▶ **What needs to be done**: Every line below must be reproduced exactly. Copy them all.

▶ **Entries provided**:

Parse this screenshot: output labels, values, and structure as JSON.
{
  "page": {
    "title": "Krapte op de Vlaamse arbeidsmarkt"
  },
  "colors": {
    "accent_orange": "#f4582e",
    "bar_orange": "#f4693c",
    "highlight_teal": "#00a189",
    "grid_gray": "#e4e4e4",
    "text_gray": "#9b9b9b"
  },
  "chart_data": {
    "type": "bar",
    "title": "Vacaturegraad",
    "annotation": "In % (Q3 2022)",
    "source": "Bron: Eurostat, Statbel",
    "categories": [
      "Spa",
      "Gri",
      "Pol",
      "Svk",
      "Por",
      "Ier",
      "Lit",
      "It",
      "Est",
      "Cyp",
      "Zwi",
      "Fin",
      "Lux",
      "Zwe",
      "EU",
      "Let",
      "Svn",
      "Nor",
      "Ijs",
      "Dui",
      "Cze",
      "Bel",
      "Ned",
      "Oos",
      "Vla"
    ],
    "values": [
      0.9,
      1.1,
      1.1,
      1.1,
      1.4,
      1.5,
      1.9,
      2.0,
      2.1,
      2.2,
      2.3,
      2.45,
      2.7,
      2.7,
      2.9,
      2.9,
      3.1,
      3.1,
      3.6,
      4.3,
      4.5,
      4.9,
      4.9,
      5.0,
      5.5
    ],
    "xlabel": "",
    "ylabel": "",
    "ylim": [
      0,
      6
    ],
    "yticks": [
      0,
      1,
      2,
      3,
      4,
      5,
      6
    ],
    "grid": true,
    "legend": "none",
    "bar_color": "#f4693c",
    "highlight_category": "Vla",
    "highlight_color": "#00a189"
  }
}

▶ **Exercise output**:
Parse this screenshot: output labels, values, and structure as JSON.
{
  "page": {
    "title": "Krapte op de Vlaamse arbeidsmarkt"
  },
  "colors": {
    "accent_orange": "#f4582e",
    "bar_orange": "#f4693c",
    "highlight_teal": "#00a189",
    "grid_gray": "#e4e4e4",
    "text_gray": "#9b9b9b"
  },
  "chart_data": {
    "type": "bar",
    "title": "Vacaturegraad",
    "annotation": "In % (Q3 2022)",
    "source": "Bron: Eurostat, Statbel",
    "categories": [
      "Spa",
      "Gri",
      "Pol",
      "Svk",
      "Por",
      "Ier",
      "Lit",
      "It",
      "Est",
      "Cyp",
      "Zwi",
      "Fin",
      "Lux",
      "Zwe",
      "EU",
      "Let",
      "Svn",
      "Nor",
      "Ijs",
      "Dui",
      "Cze",
      "Bel",
      "Ned",
      "Oos",
      "Vla"
    ],
    "values": [
      0.9,
      1.1,
      1.1,
      1.1,
      1.4,
      1.5,
      1.9,
      2.0,
      2.1,
      2.2,
      2.3,
      2.45,
      2.7,
      2.7,
      2.9,
      2.9,
      3.1,
      3.1,
      3.6,
      4.3,
      4.5,
      4.9,
      4.9,
      5.0,
      5.5
    ],
    "xlabel": "",
    "ylabel": "",
    "ylim": [
      0,
      6
    ],
    "yticks": [
      0,
      1,
      2,
      3,
      4,
      5,
      6
    ],
    "grid": true,
    "legend": "none",
    "bar_color": "#f4693c",
    "highlight_category": "Vla",
    "highlight_color": "#00a189"
  }
}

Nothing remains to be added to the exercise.